[Stored records]
━━━

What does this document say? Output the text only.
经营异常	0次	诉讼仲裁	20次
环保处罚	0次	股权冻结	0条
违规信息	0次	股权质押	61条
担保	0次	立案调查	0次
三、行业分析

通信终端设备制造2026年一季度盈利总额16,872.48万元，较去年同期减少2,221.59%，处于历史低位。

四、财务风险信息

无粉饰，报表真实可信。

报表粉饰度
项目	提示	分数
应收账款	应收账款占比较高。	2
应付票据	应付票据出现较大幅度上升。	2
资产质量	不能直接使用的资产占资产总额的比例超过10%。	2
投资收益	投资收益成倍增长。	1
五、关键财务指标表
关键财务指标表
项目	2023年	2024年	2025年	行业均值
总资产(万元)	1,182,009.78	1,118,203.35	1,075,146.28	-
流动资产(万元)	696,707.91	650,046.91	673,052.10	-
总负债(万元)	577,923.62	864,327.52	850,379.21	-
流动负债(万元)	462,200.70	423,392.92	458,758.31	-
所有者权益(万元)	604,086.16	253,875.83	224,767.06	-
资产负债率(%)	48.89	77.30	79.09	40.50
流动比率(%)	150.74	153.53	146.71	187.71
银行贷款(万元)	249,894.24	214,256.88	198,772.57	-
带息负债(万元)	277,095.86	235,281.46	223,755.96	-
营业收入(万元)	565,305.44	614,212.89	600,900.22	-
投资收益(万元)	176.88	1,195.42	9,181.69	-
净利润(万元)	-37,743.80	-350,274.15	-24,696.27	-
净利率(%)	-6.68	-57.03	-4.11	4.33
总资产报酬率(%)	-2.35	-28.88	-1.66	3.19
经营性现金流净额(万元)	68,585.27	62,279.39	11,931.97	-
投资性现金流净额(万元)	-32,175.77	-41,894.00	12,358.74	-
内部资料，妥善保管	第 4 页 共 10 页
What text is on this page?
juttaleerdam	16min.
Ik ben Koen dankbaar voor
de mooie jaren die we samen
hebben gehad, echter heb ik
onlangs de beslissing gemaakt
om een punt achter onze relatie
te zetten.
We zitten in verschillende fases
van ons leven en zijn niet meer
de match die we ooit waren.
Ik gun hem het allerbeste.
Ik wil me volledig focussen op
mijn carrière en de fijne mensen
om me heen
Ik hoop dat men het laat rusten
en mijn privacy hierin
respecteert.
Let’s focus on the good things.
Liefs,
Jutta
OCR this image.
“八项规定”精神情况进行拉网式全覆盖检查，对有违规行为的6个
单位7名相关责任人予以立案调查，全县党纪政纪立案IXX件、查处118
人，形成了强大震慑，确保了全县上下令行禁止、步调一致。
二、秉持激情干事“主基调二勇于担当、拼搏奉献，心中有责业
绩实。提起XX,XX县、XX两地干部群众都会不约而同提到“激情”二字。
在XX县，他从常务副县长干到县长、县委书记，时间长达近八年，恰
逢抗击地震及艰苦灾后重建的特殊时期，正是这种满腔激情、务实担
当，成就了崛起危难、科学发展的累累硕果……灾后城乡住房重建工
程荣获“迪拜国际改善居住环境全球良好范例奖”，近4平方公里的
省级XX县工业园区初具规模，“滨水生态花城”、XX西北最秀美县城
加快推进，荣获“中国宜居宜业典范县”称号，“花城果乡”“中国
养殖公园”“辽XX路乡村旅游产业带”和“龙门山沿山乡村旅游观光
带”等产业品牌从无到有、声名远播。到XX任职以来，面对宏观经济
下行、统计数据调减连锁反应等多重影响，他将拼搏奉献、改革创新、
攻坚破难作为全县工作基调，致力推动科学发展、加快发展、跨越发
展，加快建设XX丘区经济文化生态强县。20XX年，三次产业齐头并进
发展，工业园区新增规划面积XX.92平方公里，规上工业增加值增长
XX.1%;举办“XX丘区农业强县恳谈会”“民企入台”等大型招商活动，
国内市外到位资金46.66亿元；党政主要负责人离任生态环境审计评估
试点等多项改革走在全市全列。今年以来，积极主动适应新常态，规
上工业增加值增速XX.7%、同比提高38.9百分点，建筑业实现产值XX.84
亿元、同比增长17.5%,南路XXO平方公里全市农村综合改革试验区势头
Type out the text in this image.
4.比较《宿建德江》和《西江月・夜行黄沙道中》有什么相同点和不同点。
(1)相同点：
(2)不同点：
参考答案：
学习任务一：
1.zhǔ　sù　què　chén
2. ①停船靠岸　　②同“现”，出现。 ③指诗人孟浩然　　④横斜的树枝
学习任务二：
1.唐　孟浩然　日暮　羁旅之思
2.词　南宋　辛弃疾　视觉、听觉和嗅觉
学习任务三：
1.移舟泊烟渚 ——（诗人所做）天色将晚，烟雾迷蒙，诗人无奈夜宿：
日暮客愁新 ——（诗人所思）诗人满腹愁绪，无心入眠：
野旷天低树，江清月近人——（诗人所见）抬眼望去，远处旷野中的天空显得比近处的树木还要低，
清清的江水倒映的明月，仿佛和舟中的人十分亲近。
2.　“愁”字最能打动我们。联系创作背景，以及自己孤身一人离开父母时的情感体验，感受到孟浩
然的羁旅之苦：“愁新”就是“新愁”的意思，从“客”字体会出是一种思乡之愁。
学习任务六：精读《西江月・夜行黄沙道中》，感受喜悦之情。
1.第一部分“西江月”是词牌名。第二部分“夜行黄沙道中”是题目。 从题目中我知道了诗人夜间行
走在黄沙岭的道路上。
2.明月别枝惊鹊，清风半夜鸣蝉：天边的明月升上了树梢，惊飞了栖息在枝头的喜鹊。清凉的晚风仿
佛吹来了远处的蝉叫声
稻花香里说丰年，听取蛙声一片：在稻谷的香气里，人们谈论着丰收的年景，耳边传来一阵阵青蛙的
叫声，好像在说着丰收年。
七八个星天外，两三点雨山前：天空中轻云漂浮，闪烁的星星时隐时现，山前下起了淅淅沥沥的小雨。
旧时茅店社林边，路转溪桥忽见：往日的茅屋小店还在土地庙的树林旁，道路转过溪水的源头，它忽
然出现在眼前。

━━━

AIM
Show each line holding the word "What".

THE SOLUTION
What does this document say? Output the text only.
What text is on this page?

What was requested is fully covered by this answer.